All of the material below is to be repeated exactly.

►

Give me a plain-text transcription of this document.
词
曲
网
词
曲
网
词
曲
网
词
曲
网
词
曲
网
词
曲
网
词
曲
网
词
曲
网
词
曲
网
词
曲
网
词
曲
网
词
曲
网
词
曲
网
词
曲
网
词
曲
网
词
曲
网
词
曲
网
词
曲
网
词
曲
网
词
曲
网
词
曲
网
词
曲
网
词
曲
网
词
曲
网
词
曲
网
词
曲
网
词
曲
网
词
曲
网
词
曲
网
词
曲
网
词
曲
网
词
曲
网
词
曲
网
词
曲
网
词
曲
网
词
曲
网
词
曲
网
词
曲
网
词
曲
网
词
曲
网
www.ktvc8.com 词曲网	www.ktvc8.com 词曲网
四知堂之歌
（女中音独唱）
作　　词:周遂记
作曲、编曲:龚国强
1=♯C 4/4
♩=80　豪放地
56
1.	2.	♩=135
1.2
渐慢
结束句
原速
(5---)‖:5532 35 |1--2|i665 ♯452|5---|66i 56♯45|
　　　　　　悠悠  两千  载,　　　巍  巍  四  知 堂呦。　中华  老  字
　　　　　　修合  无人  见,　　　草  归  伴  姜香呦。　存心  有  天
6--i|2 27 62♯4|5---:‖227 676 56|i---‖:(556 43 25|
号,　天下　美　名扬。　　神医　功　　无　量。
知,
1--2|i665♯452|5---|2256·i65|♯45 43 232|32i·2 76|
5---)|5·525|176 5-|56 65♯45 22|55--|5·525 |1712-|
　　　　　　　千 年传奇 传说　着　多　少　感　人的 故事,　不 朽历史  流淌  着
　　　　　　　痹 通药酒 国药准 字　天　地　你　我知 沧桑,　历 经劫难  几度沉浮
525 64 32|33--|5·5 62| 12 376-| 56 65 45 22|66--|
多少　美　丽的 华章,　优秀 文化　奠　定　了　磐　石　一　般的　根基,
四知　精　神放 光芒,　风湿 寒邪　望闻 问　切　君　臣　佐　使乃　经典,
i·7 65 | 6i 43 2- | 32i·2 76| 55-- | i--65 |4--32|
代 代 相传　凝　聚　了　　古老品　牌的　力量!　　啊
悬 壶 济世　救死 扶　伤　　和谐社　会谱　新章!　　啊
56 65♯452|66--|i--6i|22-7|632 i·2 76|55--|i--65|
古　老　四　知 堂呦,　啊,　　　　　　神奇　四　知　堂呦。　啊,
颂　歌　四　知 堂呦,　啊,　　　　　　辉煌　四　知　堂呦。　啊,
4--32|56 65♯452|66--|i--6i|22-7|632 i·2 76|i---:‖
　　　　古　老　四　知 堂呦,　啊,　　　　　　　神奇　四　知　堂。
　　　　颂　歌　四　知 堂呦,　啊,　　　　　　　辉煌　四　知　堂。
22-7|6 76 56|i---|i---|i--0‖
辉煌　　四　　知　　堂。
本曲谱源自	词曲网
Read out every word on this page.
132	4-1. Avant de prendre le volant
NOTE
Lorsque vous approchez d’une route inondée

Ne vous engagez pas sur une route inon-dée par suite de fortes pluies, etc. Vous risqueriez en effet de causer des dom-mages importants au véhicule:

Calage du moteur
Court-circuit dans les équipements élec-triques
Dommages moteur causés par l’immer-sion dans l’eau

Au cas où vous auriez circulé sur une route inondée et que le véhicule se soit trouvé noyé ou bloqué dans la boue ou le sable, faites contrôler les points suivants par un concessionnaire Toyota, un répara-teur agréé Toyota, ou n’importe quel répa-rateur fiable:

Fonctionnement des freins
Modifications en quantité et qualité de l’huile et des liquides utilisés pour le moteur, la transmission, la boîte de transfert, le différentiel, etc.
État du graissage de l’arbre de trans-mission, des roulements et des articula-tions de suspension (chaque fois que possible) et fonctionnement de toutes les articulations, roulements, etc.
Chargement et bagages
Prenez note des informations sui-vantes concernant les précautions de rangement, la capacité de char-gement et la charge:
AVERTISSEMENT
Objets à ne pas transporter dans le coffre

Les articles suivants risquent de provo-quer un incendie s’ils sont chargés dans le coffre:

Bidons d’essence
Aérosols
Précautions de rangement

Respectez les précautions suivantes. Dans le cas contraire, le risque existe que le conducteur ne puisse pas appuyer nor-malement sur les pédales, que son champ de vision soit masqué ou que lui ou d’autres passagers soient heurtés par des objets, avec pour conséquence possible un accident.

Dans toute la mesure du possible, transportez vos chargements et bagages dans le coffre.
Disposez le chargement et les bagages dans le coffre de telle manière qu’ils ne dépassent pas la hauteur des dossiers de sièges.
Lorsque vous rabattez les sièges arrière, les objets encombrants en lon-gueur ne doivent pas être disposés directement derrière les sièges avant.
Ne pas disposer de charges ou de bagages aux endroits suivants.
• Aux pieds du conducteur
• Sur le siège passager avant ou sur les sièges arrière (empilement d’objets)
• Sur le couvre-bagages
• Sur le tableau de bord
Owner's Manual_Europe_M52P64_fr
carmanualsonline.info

◄

* EXPECTED OUTPUT:
Give me a plain-text transcription of this document.
词
曲
网
词
曲
网
词
曲
网
词
曲
网
词
曲
网
词
曲
网
词
曲
网
词
曲
网
词
曲
网
词
曲
网
词
曲
网
词
曲
网
词
曲
网
词
曲
网
词
曲
网
词
曲
网
词
曲
网
词
曲
网
词
曲
网
词
曲
网
词
曲
网
词
曲
网
词
曲
网
词
曲
网
词
曲
网
词
曲
网
词
曲
网
词
曲
网
词
曲
网
词
曲
网
词
曲
网
词
曲
网
词
曲
网
词
曲
网
词
曲
网
词
曲
网
词
曲
网
词
曲
网
词
曲
网
词
曲
网
www.ktvc8.com 词曲网	www.ktvc8.com 词曲网
四知堂之歌
（女中音独唱）
作　　词:周遂记
作曲、编曲:龚国强
1=♯C 4/4
♩=80　豪放地
56
1.	2.	♩=135
1.2
渐慢
结束句
原速
(5---)‖:5532 35 |1--2|i665 ♯452|5---|66i 56♯45|
　　　　　　悠悠  两千  载,　　　巍  巍  四  知 堂呦。　中华  老  字
　　　　　　修合  无人  见,　　　草  归  伴  姜香呦。　存心  有  天
6--i|2 27 62♯4|5---:‖227 676 56|i---‖:(556 43 25|
号,　天下　美　名扬。　　神医　功　　无　量。
知,
1--2|i665♯452|5---|2256·i65|♯45 43 232|32i·2 76|
5---)|5·525|176 5-|56 65♯45 22|55--|5·525 |1712-|
　　　　　　　千 年传奇 传说　着　多　少　感　人的 故事,　不 朽历史  流淌  着
　　　　　　　痹 通药酒 国药准 字　天　地　你　我知 沧桑,　历 经劫难  几度沉浮
525 64 32|33--|5·5 62| 12 376-| 56 65 45 22|66--|
多少　美　丽的 华章,　优秀 文化　奠　定　了　磐　石　一　般的　根基,
四知　精　神放 光芒,　风湿 寒邪　望闻 问　切　君　臣　佐　使乃　经典,
i·7 65 | 6i 43 2- | 32i·2 76| 55-- | i--65 |4--32|
代 代 相传　凝　聚　了　　古老品　牌的　力量!　　啊
悬 壶 济世　救死 扶　伤　　和谐社　会谱　新章!　　啊
56 65♯452|66--|i--6i|22-7|632 i·2 76|55--|i--65|
古　老　四　知 堂呦,　啊,　　　　　　神奇　四　知　堂呦。　啊,
颂　歌　四　知 堂呦,　啊,　　　　　　辉煌　四　知　堂呦。　啊,
4--32|56 65♯452|66--|i--6i|22-7|632 i·2 76|i---:‖
　　　　古　老　四　知 堂呦,　啊,　　　　　　　神奇　四　知　堂。
　　　　颂　歌　四　知 堂呦,　啊,　　　　　　　辉煌　四　知　堂。
22-7|6 76 56|i---|i---|i--0‖
辉煌　　四　　知　　堂。
本曲谱源自	词曲网
Read out every word on this page.
132	4-1. Avant de prendre le volant
NOTE
Lorsque vous approchez d’une route inondée

Ne vous engagez pas sur une route inon-dée par suite de fortes pluies, etc. Vous risqueriez en effet de causer des dom-mages importants au véhicule:

Calage du moteur
Court-circuit dans les équipements élec-triques
Dommages moteur causés par l’immer-sion dans l’eau

Au cas où vous auriez circulé sur une route inondée et que le véhicule se soit trouvé noyé ou bloqué dans la boue ou le sable, faites contrôler les points suivants par un concessionnaire Toyota, un répara-teur agréé Toyota, ou n’importe quel répa-rateur fiable:

Fonctionnement des freins
Modifications en quantité et qualité de l’huile et des liquides utilisés pour le moteur, la transmission, la boîte de transfert, le différentiel, etc.
État du graissage de l’arbre de trans-mission, des roulements et des articula-tions de suspension (chaque fois que possible) et fonctionnement de toutes les articulations, roulements, etc.
Chargement et bagages
Prenez note des informations sui-vantes concernant les précautions de rangement, la capacité de char-gement et la charge:
AVERTISSEMENT
Objets à ne pas transporter dans le coffre

Les articles suivants risquent de provo-quer un incendie s’ils sont chargés dans le coffre:

Bidons d’essence
Aérosols
Précautions de rangement

Respectez les précautions suivantes. Dans le cas contraire, le risque existe que le conducteur ne puisse pas appuyer nor-malement sur les pédales, que son champ de vision soit masqué ou que lui ou d’autres passagers soient heurtés par des objets, avec pour conséquence possible un accident.

Dans toute la mesure du possible, transportez vos chargements et bagages dans le coffre.
Disposez le chargement et les bagages dans le coffre de telle manière qu’ils ne dépassent pas la hauteur des dossiers de sièges.
Lorsque vous rabattez les sièges arrière, les objets encombrants en lon-gueur ne doivent pas être disposés directement derrière les sièges avant.
Ne pas disposer de charges ou de bagages aux endroits suivants.
• Aux pieds du conducteur
• Sur le siège passager avant ou sur les sièges arrière (empilement d’objets)
• Sur le couvre-bagages
• Sur le tableau de bord
Owner's Manual_Europe_M52P64_fr
carmanualsonline.info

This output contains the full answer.